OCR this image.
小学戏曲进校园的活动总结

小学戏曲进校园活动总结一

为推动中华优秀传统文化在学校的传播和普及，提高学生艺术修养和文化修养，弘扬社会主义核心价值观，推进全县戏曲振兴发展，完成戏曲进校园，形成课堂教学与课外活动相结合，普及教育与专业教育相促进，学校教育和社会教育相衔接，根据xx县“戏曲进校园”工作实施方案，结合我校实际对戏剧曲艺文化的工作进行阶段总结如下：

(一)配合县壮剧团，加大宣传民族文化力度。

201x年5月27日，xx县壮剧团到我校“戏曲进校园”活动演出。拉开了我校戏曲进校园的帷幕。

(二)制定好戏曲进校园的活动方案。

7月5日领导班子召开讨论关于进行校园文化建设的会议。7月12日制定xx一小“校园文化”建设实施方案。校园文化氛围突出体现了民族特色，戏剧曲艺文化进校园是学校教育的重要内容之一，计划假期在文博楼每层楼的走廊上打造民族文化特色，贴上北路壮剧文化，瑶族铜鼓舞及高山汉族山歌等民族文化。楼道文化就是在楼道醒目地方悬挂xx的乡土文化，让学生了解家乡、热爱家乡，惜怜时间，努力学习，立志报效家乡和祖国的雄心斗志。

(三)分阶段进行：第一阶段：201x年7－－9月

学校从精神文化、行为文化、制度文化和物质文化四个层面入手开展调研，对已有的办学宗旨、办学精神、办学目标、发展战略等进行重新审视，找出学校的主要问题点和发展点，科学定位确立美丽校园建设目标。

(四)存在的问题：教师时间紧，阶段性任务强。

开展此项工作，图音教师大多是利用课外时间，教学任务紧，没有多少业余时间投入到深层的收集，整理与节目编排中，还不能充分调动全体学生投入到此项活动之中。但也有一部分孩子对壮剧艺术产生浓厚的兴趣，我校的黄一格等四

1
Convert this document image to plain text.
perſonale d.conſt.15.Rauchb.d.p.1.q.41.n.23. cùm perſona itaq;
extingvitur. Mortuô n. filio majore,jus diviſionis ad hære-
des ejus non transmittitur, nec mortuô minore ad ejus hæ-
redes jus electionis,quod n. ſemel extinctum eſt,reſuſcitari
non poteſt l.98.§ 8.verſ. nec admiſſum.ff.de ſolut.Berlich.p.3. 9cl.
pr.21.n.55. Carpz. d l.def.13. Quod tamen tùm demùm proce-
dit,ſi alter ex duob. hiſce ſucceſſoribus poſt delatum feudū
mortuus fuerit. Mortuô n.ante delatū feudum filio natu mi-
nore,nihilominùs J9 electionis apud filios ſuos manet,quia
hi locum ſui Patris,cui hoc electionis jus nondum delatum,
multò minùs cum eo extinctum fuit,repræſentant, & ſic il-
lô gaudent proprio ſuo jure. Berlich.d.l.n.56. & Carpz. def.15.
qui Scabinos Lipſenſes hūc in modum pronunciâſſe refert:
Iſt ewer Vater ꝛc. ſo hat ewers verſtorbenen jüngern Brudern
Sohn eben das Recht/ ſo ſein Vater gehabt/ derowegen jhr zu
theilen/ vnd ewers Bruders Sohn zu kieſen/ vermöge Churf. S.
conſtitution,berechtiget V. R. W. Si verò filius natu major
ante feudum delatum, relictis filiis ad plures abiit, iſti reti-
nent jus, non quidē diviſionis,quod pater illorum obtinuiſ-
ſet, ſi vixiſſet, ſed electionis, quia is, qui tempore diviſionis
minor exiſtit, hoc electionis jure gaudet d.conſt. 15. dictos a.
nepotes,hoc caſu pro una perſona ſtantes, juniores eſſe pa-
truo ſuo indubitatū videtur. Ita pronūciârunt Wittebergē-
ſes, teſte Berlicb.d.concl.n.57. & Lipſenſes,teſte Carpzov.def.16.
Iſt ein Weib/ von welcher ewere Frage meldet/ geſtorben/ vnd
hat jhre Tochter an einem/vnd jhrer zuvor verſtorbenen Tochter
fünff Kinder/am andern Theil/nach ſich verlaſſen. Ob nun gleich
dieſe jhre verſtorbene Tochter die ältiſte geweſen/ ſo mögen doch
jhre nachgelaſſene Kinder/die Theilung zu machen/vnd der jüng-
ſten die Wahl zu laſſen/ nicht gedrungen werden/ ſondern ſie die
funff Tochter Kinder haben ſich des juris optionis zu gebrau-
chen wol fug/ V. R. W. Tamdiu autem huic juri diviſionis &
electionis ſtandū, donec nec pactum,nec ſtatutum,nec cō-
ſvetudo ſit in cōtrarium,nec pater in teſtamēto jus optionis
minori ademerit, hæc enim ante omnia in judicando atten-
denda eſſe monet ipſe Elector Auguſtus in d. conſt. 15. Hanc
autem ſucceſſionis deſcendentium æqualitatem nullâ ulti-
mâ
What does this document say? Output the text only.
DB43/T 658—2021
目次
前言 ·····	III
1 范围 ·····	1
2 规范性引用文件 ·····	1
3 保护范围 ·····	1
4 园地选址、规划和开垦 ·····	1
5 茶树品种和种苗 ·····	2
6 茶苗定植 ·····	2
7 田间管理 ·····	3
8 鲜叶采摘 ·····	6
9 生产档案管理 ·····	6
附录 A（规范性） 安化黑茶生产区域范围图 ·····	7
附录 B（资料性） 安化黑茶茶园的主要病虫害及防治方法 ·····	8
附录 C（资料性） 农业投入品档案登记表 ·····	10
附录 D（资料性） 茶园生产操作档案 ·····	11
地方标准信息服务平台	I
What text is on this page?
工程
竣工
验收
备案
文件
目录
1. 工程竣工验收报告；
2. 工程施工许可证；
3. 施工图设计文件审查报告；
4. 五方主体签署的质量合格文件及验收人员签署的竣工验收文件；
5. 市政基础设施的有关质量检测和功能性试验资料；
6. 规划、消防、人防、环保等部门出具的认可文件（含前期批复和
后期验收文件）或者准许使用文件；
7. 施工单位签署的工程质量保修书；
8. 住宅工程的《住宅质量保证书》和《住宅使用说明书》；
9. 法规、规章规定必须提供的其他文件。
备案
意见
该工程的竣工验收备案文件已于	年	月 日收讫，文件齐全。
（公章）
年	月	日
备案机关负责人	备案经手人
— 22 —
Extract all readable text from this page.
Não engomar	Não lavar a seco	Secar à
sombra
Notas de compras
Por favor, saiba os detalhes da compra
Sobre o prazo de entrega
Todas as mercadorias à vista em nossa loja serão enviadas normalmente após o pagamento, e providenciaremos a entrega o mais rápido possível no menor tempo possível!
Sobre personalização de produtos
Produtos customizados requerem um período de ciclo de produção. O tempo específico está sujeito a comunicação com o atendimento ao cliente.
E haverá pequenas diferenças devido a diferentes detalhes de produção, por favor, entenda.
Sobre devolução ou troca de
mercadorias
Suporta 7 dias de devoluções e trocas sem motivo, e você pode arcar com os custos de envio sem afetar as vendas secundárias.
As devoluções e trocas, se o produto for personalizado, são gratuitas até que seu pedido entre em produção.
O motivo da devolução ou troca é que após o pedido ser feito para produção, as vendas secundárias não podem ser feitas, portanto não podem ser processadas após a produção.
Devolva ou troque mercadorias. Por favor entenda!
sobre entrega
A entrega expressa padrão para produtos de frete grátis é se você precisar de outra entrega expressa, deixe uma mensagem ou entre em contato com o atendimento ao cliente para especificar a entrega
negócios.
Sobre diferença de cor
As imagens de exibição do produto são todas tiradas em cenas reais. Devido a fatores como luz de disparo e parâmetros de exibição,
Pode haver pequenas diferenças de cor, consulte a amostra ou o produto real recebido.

TASK TO CARRY OUT
Return only the number of lines in the data above that include the word "detalhes".

COMPLETE ANSWER
2